RECORDS SUPPLIED =
--*--

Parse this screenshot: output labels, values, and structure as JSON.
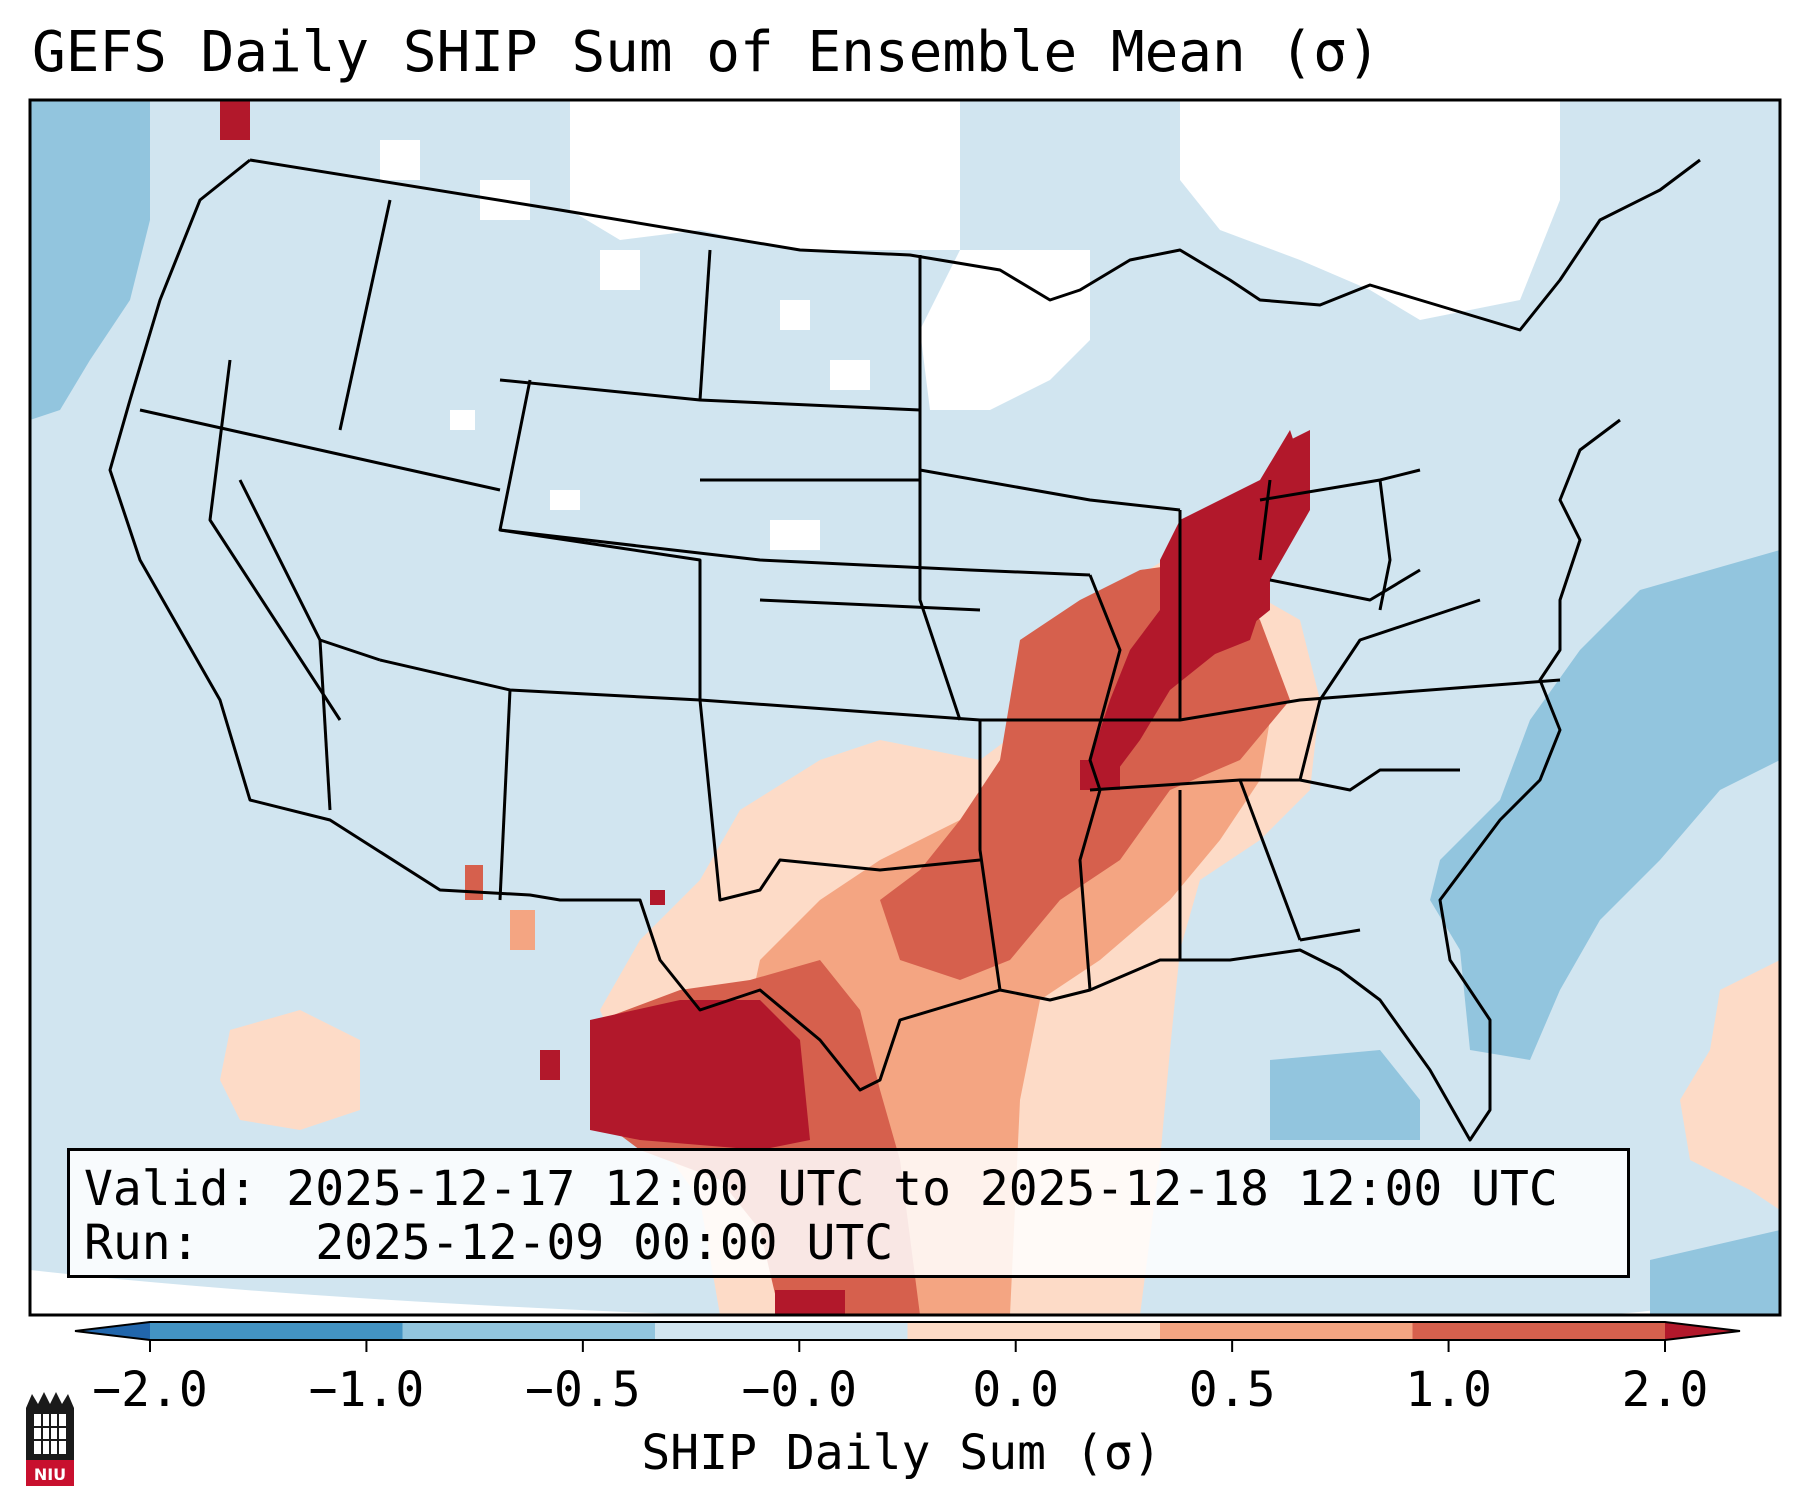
{
  "title": "GEFS Daily SHIP Sum of Ensemble Mean (σ)",
  "info": {
    "valid_label": "Valid:",
    "valid_value": "2025-12-17 12:00 UTC to 2025-12-18 12:00 UTC",
    "run_label": "Run:",
    "run_value": "2025-12-09 00:00 UTC"
  },
  "colorbar": {
    "label": "SHIP Daily Sum (σ)",
    "ticks": [
      "−2.0",
      "−1.0",
      "−0.5",
      "−0.0",
      "0.0",
      "0.5",
      "1.0",
      "2.0"
    ],
    "colors": [
      "#2166ac",
      "#4393c3",
      "#92c5de",
      "#d1e5f0",
      "#fddbc7",
      "#f4a582",
      "#d6604d",
      "#b2182b"
    ]
  },
  "logo": {
    "text": "NIU"
  },
  "palette": {
    "bg": "#d1e5f0",
    "neg1": "#92c5de",
    "neg2": "#4393c3",
    "pos1": "#fddbc7",
    "pos2": "#f4a582",
    "pos3": "#d6604d",
    "pos4": "#b2182b",
    "none": "#ffffff"
  }
}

--*--

State how many lines of the records hold the string "SHIP", and nothing else.

2